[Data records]
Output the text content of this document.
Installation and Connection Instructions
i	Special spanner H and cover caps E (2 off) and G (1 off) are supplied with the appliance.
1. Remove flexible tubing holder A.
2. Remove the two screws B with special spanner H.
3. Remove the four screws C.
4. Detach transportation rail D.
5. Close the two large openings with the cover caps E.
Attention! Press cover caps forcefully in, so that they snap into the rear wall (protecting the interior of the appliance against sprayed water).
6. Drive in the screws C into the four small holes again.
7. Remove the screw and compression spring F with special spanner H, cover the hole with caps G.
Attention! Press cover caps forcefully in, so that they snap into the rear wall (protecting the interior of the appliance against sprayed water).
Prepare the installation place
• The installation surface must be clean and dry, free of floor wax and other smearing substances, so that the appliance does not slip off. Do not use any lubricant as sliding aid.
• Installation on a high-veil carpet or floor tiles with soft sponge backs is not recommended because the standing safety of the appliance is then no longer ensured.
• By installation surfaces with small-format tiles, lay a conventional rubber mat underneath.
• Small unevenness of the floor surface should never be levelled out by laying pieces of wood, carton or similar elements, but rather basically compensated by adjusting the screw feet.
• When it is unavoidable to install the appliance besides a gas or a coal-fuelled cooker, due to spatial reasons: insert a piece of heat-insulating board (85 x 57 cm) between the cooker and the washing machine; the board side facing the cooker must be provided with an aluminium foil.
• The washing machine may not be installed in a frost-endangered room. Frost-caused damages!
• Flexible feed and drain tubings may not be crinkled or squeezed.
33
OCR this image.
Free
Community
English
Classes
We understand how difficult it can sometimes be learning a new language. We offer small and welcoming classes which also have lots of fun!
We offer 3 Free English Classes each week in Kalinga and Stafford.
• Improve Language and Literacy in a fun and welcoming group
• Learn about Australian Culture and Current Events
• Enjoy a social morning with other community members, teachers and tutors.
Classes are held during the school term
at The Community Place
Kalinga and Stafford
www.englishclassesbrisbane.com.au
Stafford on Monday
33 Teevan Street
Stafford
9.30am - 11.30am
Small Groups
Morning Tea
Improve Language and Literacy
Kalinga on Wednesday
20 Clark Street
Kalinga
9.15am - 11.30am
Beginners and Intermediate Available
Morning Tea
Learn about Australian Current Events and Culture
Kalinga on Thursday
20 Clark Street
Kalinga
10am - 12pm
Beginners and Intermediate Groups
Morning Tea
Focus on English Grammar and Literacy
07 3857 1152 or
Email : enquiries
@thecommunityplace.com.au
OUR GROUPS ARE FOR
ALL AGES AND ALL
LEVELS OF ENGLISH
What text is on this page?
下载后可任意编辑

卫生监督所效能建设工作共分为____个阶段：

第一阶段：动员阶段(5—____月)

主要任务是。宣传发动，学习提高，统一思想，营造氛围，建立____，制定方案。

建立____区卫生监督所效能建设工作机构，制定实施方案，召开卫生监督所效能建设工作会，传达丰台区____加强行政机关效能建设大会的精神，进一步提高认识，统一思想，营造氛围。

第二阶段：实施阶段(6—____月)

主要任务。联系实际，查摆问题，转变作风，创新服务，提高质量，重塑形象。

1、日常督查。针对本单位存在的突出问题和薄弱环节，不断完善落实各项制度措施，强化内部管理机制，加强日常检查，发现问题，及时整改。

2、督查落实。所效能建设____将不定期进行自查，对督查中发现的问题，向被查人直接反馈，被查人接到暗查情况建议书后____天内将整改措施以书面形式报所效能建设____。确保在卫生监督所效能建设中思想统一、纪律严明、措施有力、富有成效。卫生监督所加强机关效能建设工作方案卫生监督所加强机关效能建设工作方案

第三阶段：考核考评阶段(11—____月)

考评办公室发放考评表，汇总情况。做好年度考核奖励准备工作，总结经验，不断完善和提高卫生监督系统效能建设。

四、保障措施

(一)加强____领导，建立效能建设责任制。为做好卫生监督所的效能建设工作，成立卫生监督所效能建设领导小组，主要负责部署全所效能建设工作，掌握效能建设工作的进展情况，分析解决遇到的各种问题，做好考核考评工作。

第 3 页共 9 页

> CHALLENGE
Copy out every entry again, exactly as it was given.

> PROBLEM SOLUTION
Output the text content of this document.
Installation and Connection Instructions
i	Special spanner H and cover caps E (2 off) and G (1 off) are supplied with the appliance.
1. Remove flexible tubing holder A.
2. Remove the two screws B with special spanner H.
3. Remove the four screws C.
4. Detach transportation rail D.
5. Close the two large openings with the cover caps E.
Attention! Press cover caps forcefully in, so that they snap into the rear wall (protecting the interior of the appliance against sprayed water).
6. Drive in the screws C into the four small holes again.
7. Remove the screw and compression spring F with special spanner H, cover the hole with caps G.
Attention! Press cover caps forcefully in, so that they snap into the rear wall (protecting the interior of the appliance against sprayed water).
Prepare the installation place
• The installation surface must be clean and dry, free of floor wax and other smearing substances, so that the appliance does not slip off. Do not use any lubricant as sliding aid.
• Installation on a high-veil carpet or floor tiles with soft sponge backs is not recommended because the standing safety of the appliance is then no longer ensured.
• By installation surfaces with small-format tiles, lay a conventional rubber mat underneath.
• Small unevenness of the floor surface should never be levelled out by laying pieces of wood, carton or similar elements, but rather basically compensated by adjusting the screw feet.
• When it is unavoidable to install the appliance besides a gas or a coal-fuelled cooker, due to spatial reasons: insert a piece of heat-insulating board (85 x 57 cm) between the cooker and the washing machine; the board side facing the cooker must be provided with an aluminium foil.
• The washing machine may not be installed in a frost-endangered room. Frost-caused damages!
• Flexible feed and drain tubings may not be crinkled or squeezed.
33
OCR this image.
Free
Community
English
Classes
We understand how difficult it can sometimes be learning a new language. We offer small and welcoming classes which also have lots of fun!
We offer 3 Free English Classes each week in Kalinga and Stafford.
• Improve Language and Literacy in a fun and welcoming group
• Learn about Australian Culture and Current Events
• Enjoy a social morning with other community members, teachers and tutors.
Classes are held during the school term
at The Community Place
Kalinga and Stafford
www.englishclassesbrisbane.com.au
Stafford on Monday
33 Teevan Street
Stafford
9.30am - 11.30am
Small Groups
Morning Tea
Improve Language and Literacy
Kalinga on Wednesday
20 Clark Street
Kalinga
9.15am - 11.30am
Beginners and Intermediate Available
Morning Tea
Learn about Australian Current Events and Culture
Kalinga on Thursday
20 Clark Street
Kalinga
10am - 12pm
Beginners and Intermediate Groups
Morning Tea
Focus on English Grammar and Literacy
07 3857 1152 or
Email : enquiries
@thecommunityplace.com.au
OUR GROUPS ARE FOR
ALL AGES AND ALL
LEVELS OF ENGLISH
What text is on this page?
下载后可任意编辑

卫生监督所效能建设工作共分为____个阶段：

第一阶段：动员阶段(5—____月)

主要任务是。宣传发动，学习提高，统一思想，营造氛围，建立____，制定方案。

建立____区卫生监督所效能建设工作机构，制定实施方案，召开卫生监督所效能建设工作会，传达丰台区____加强行政机关效能建设大会的精神，进一步提高认识，统一思想，营造氛围。

第二阶段：实施阶段(6—____月)

主要任务。联系实际，查摆问题，转变作风，创新服务，提高质量，重塑形象。

1、日常督查。针对本单位存在的突出问题和薄弱环节，不断完善落实各项制度措施，强化内部管理机制，加强日常检查，发现问题，及时整改。

2、督查落实。所效能建设____将不定期进行自查，对督查中发现的问题，向被查人直接反馈，被查人接到暗查情况建议书后____天内将整改措施以书面形式报所效能建设____。确保在卫生监督所效能建设中思想统一、纪律严明、措施有力、富有成效。卫生监督所加强机关效能建设工作方案卫生监督所加强机关效能建设工作方案

第三阶段：考核考评阶段(11—____月)

考评办公室发放考评表，汇总情况。做好年度考核奖励准备工作，总结经验，不断完善和提高卫生监督系统效能建设。

四、保障措施

(一)加强____领导，建立效能建设责任制。为做好卫生监督所的效能建设工作，成立卫生监督所效能建设领导小组，主要负责部署全所效能建设工作，掌握效能建设工作的进展情况，分析解决遇到的各种问题，做好考核考评工作。

第 3 页共 9 页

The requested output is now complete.